** Start Stored rows **
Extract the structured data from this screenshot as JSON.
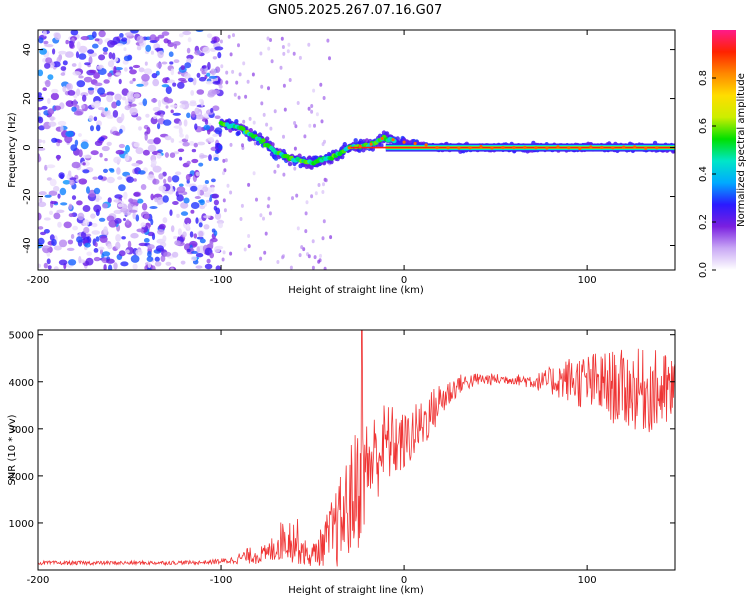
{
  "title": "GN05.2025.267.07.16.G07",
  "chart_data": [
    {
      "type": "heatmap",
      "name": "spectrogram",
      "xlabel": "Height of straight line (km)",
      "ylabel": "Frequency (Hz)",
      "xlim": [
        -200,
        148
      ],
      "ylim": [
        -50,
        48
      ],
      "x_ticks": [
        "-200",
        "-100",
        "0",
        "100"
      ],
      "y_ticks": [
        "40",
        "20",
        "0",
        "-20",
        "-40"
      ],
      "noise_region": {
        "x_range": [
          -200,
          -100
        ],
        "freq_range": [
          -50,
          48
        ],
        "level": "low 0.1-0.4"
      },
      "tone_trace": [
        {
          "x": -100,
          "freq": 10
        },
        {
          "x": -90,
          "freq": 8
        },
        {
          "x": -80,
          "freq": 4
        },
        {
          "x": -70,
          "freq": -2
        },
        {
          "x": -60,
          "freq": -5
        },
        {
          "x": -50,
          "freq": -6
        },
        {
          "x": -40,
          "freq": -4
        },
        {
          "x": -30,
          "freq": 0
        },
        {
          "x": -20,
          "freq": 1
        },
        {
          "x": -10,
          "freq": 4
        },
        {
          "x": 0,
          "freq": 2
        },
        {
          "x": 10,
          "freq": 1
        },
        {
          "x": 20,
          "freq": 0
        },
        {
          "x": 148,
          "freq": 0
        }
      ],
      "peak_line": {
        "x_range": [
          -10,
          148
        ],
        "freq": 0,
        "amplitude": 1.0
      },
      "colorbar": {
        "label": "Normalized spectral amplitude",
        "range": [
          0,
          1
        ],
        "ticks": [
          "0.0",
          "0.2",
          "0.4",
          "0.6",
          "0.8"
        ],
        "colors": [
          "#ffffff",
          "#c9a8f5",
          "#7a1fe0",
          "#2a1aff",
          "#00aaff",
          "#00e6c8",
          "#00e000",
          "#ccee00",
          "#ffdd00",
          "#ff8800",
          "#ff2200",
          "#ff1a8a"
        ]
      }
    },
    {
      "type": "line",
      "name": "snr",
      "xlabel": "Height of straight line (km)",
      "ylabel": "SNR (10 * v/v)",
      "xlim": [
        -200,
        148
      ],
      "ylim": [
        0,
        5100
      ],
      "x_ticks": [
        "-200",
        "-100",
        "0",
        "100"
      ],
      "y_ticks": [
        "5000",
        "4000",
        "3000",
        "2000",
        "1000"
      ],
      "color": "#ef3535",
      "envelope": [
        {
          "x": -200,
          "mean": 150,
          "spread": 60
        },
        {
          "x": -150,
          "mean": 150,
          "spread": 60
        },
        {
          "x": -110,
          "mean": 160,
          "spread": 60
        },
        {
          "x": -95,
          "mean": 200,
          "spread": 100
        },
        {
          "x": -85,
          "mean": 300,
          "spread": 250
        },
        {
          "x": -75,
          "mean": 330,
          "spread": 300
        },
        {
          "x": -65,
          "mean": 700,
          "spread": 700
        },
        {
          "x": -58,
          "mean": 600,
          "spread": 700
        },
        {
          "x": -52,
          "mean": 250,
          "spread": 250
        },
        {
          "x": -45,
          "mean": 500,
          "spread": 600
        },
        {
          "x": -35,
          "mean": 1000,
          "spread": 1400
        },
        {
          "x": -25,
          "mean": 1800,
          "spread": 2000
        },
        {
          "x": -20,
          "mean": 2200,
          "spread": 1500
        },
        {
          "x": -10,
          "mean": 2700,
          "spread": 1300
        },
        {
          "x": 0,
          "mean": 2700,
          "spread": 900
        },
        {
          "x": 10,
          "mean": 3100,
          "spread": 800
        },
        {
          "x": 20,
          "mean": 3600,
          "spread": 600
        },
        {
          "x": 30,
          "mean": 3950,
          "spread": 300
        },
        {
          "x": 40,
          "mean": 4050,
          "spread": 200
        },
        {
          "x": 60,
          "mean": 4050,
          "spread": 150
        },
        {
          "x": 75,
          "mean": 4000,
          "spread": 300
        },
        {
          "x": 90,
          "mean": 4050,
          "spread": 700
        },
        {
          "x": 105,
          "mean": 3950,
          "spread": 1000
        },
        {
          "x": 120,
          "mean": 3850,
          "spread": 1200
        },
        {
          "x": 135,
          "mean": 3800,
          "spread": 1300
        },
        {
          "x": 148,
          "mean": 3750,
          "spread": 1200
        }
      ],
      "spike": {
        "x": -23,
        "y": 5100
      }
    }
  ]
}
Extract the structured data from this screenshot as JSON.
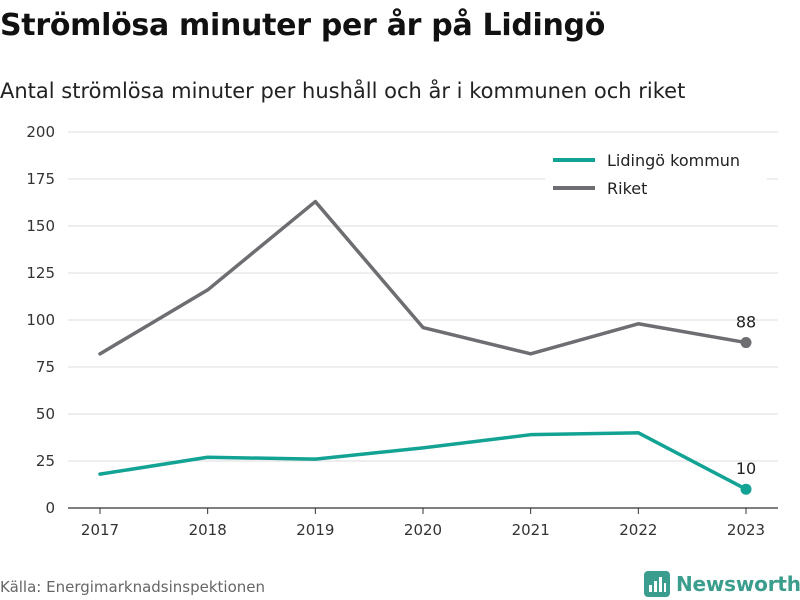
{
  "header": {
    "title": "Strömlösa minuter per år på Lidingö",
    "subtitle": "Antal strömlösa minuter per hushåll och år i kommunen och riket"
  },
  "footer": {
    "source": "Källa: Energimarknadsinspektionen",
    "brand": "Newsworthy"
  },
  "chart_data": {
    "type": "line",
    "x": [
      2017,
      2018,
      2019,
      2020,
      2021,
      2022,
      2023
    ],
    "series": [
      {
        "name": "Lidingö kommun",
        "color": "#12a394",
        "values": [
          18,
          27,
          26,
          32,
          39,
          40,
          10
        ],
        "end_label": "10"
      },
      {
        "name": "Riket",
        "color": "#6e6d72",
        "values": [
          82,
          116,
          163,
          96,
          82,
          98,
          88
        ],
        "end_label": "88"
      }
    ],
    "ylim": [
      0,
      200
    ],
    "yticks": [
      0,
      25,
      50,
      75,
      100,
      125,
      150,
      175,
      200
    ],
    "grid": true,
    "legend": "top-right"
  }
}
** End Stored rows **
Directions » Output all the records, word for word, with no pictures in the copy.

Answer for the task »
Extract the structured data from this screenshot as JSON.
{
  "title": "GN05.2025.267.07.16.G07",
  "chart_data": [
    {
      "type": "heatmap",
      "name": "spectrogram",
      "xlabel": "Height of straight line (km)",
      "ylabel": "Frequency (Hz)",
      "xlim": [
        -200,
        148
      ],
      "ylim": [
        -50,
        48
      ],
      "x_ticks": [
        "-200",
        "-100",
        "0",
        "100"
      ],
      "y_ticks": [
        "40",
        "20",
        "0",
        "-20",
        "-40"
      ],
      "noise_region": {
        "x_range": [
          -200,
          -100
        ],
        "freq_range": [
          -50,
          48
        ],
        "level": "low 0.1-0.4"
      },
      "tone_trace": [
        {
          "x": -100,
          "freq": 10
        },
        {
          "x": -90,
          "freq": 8
        },
        {
          "x": -80,
          "freq": 4
        },
        {
          "x": -70,
          "freq": -2
        },
        {
          "x": -60,
          "freq": -5
        },
        {
          "x": -50,
          "freq": -6
        },
        {
          "x": -40,
          "freq": -4
        },
        {
          "x": -30,
          "freq": 0
        },
        {
          "x": -20,
          "freq": 1
        },
        {
          "x": -10,
          "freq": 4
        },
        {
          "x": 0,
          "freq": 2
        },
        {
          "x": 10,
          "freq": 1
        },
        {
          "x": 20,
          "freq": 0
        },
        {
          "x": 148,
          "freq": 0
        }
      ],
      "peak_line": {
        "x_range": [
          -10,
          148
        ],
        "freq": 0,
        "amplitude": 1.0
      },
      "colorbar": {
        "label": "Normalized spectral amplitude",
        "range": [
          0,
          1
        ],
        "ticks": [
          "0.0",
          "0.2",
          "0.4",
          "0.6",
          "0.8"
        ],
        "colors": [
          "#ffffff",
          "#c9a8f5",
          "#7a1fe0",
          "#2a1aff",
          "#00aaff",
          "#00e6c8",
          "#00e000",
          "#ccee00",
          "#ffdd00",
          "#ff8800",
          "#ff2200",
          "#ff1a8a"
        ]
      }
    },
    {
      "type": "line",
      "name": "snr",
      "xlabel": "Height of straight line (km)",
      "ylabel": "SNR (10 * v/v)",
      "xlim": [
        -200,
        148
      ],
      "ylim": [
        0,
        5100
      ],
      "x_ticks": [
        "-200",
        "-100",
        "0",
        "100"
      ],
      "y_ticks": [
        "5000",
        "4000",
        "3000",
        "2000",
        "1000"
      ],
      "color": "#ef3535",
      "envelope": [
        {
          "x": -200,
          "mean": 150,
          "spread": 60
        },
        {
          "x": -150,
          "mean": 150,
          "spread": 60
        },
        {
          "x": -110,
          "mean": 160,
          "spread": 60
        },
        {
          "x": -95,
          "mean": 200,
          "spread": 100
        },
        {
          "x": -85,
          "mean": 300,
          "spread": 250
        },
        {
          "x": -75,
          "mean": 330,
          "spread": 300
        },
        {
          "x": -65,
          "mean": 700,
          "spread": 700
        },
        {
          "x": -58,
          "mean": 600,
          "spread": 700
        },
        {
          "x": -52,
          "mean": 250,
          "spread": 250
        },
        {
          "x": -45,
          "mean": 500,
          "spread": 600
        },
        {
          "x": -35,
          "mean": 1000,
          "spread": 1400
        },
        {
          "x": -25,
          "mean": 1800,
          "spread": 2000
        },
        {
          "x": -20,
          "mean": 2200,
          "spread": 1500
        },
        {
          "x": -10,
          "mean": 2700,
          "spread": 1300
        },
        {
          "x": 0,
          "mean": 2700,
          "spread": 900
        },
        {
          "x": 10,
          "mean": 3100,
          "spread": 800
        },
        {
          "x": 20,
          "mean": 3600,
          "spread": 600
        },
        {
          "x": 30,
          "mean": 3950,
          "spread": 300
        },
        {
          "x": 40,
          "mean": 4050,
          "spread": 200
        },
        {
          "x": 60,
          "mean": 4050,
          "spread": 150
        },
        {
          "x": 75,
          "mean": 4000,
          "spread": 300
        },
        {
          "x": 90,
          "mean": 4050,
          "spread": 700
        },
        {
          "x": 105,
          "mean": 3950,
          "spread": 1000
        },
        {
          "x": 120,
          "mean": 3850,
          "spread": 1200
        },
        {
          "x": 135,
          "mean": 3800,
          "spread": 1300
        },
        {
          "x": 148,
          "mean": 3750,
          "spread": 1200
        }
      ],
      "spike": {
        "x": -23,
        "y": 5100
      }
    }
  ]
}
Extract the structured data from this screenshot as JSON.
{
  "header": {
    "title": "Strömlösa minuter per år på Lidingö",
    "subtitle": "Antal strömlösa minuter per hushåll och år i kommunen och riket"
  },
  "footer": {
    "source": "Källa: Energimarknadsinspektionen",
    "brand": "Newsworthy"
  },
  "chart_data": {
    "type": "line",
    "x": [
      2017,
      2018,
      2019,
      2020,
      2021,
      2022,
      2023
    ],
    "series": [
      {
        "name": "Lidingö kommun",
        "color": "#12a394",
        "values": [
          18,
          27,
          26,
          32,
          39,
          40,
          10
        ],
        "end_label": "10"
      },
      {
        "name": "Riket",
        "color": "#6e6d72",
        "values": [
          82,
          116,
          163,
          96,
          82,
          98,
          88
        ],
        "end_label": "88"
      }
    ],
    "ylim": [
      0,
      200
    ],
    "yticks": [
      0,
      25,
      50,
      75,
      100,
      125,
      150,
      175,
      200
    ],
    "grid": true,
    "legend": "top-right"
  }
}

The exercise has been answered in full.